→ **PASSAGE SHOWN**:
9. A prisoner asserting a retaliation claim must set forth evidence that he engaged in constitutionally protected activity, and that retaliation against the protected conduct was a substantial or motivating factor in the defendant's actions.See Mount Healthy Sch. Dist. Bd. of Educ. v. Doyle, 429 U.S. 274, 287, 97 S.Ct. 568, 576, 50 L.Ed.2d 471 (1977); Graham v. Henderson, 89 F.3d 75, 79 (2d Cir. 1996). If this showing is made, the burden then shifts to the defendant to demonstrate that the same action would have been taken against the plaintiff absent the retaliatory motivation. Graham, 89 F.3d at 79-80; Higgins v. Khahaifa, No. 95-CV-684, 1999 WL 307689, at *2 (W.D.N.Y. Apr. 30, 1999). "Regardless of the presence of retaliatory motive, however, a defendant may be entitled to summary judgment if he can show dual motivation, i.e., that even without the improper motivation the alleged retaliatory action would have occurred." Scott v. Coughlin, 344 F.3d 282, 287-88 (2d Cir. 2003). "At the summary judgment stage, if the undisputed facts demonstrate that the challenged action clearly would have been taken on a valid basis alone, defendants should prevail." Davidson v. Chestnut, 193 F.3d 144, 149 (2d Cir. 1999) (per curiam).

10. In the present case, there is no dispute that Plaintiff was engaged in a constitutionally protected activity, to wit: the exercise of his constitutional right to file grievances and lawsuits against prison officials. See Hendricks v. Coughlin, 114 F.3d 390, 394 (2d Cir. 1997). On the second prong of Plaintiff's burden, there is a material issue of fact as to whether retaliation against Plaintiff's protected conduct was a substantial or motivating factor in Defendants' actions. Plaintiff has provided sworn testimony that Defendant Donnelly personally told him that "he was going to get him out of his prison due to [his] complaints and litigation activities." (Plaintiff's Response to Defendants' Statement, ¶ 18; Davidson Affirmation filed May 5, 2004, ¶¶ 8-9.) Defendant Donnelly denies being involved in Plaintiff's transfer. (Donnelly Decl., ¶ 6; Alexander Decl., ¶ 5.) Summary judgment in Defendant Donnelly's favor is therefore precluded on this basis. However, Plaintiff has presented no specific evidence that Defendant Alexander was personally involved in his transfer. Accordingly, summary judgment in Defendant Alexander's favor due to lack of evidence of his personal involvement in the alleged constitutional deprivation is warranted. Colon, 58 F.3d at 873.

11. Despite the existence of a material issue of fact related to Defendant Donnelly, the inquiry does not end. This Court must move to the second step of the analysis. See Chestnut, 193 F.3d at 149 (wherein the Second Circuit vacated the district court's denial of summary judgment based on the existence of a material issue of fact as to whether retaliation was a motivating factor in the defendants' actions and remanded for consideration of whether the defendants would have taken the same action on a valid basis). On this stage of the analysis, this Court finds that both Defendants are entitled to summary judgment because they have demonstrated that Plaintiff's transfer would have occurred absent the alleged retaliatory motivation. As set forth above, Defendants deny that they were personally involved in Plaintiff's transfer and have submitted the Transfer Summary Report as proof that Plaintiff was transferred because of an incident in which he refused to move to a non-contact area in the visiting room. (Defendants' Statement, ¶ 14; Donnelly Decl., ¶¶ 4, 6 and Exh. A; Alexander Decl., ¶ 5.)

→ **JOB 1**:
Answer these questions from the passage on the retaliation claim, one per line:
(a) Once the prisoner makes the required showing, what must the defendant then demonstrate?
(b) What constitutionally protected activity was Plaintiff engaged in?
(c) What incident does the Transfer Summary Report give as the reason Plaintiff was transferred?
→ **JOB 2**: Recast the paragraph of the passage on the retaliation claim that begins "10. In the present case" as a short list, keeping its main facts.
The lines after the passage on the retaliation claim are separate material.

→ **LISTED RECORDS**:
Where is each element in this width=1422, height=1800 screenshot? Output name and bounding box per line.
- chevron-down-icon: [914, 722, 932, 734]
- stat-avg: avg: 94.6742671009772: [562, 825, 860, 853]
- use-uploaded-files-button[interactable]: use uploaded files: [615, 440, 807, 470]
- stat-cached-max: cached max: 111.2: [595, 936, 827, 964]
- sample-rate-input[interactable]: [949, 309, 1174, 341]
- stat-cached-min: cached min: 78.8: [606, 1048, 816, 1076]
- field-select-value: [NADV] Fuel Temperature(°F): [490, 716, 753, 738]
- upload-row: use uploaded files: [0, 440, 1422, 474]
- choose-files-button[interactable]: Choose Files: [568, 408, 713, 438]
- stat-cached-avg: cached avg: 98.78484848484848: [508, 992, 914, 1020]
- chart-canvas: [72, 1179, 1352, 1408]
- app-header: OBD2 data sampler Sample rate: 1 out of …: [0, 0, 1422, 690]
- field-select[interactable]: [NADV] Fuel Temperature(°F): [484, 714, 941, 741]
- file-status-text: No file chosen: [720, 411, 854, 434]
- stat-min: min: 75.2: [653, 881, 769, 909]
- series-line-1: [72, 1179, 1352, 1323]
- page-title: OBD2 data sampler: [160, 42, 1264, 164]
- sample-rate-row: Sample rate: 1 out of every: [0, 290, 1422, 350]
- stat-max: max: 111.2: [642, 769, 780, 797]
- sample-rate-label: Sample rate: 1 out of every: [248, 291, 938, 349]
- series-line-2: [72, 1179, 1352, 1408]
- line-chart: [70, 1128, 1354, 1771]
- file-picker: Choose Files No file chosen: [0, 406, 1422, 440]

→ **CORRECT ANSWER 1**:
(a) That the same action would have been taken against the plaintiff absent the retaliatory motivation.
(b) The exercise of his constitutional right to file grievances and lawsuits against prison officials.
(c) An incident in which he refused to move to a non-contact area in the visiting room.

→ **CORRECT ANSWER 2**:
- It is undisputed that Plaintiff engaged in constitutionally protected activity: filing grievances and lawsuits against prison officials.
- There is a material issue of fact as to whether retaliation was a substantial or motivating factor in Defendants' actions.
- Plaintiff gave sworn testimony that Defendant Donnelly told him he would get him out of his prison due to his complaints and litigation activities.
- Defendant Donnelly denies involvement in the transfer, so summary judgment in his favor is precluded on this basis.
- Plaintiff presented no specific evidence that Defendant Alexander was personally involved in the transfer, so summary judgment in Alexander's favor is warranted.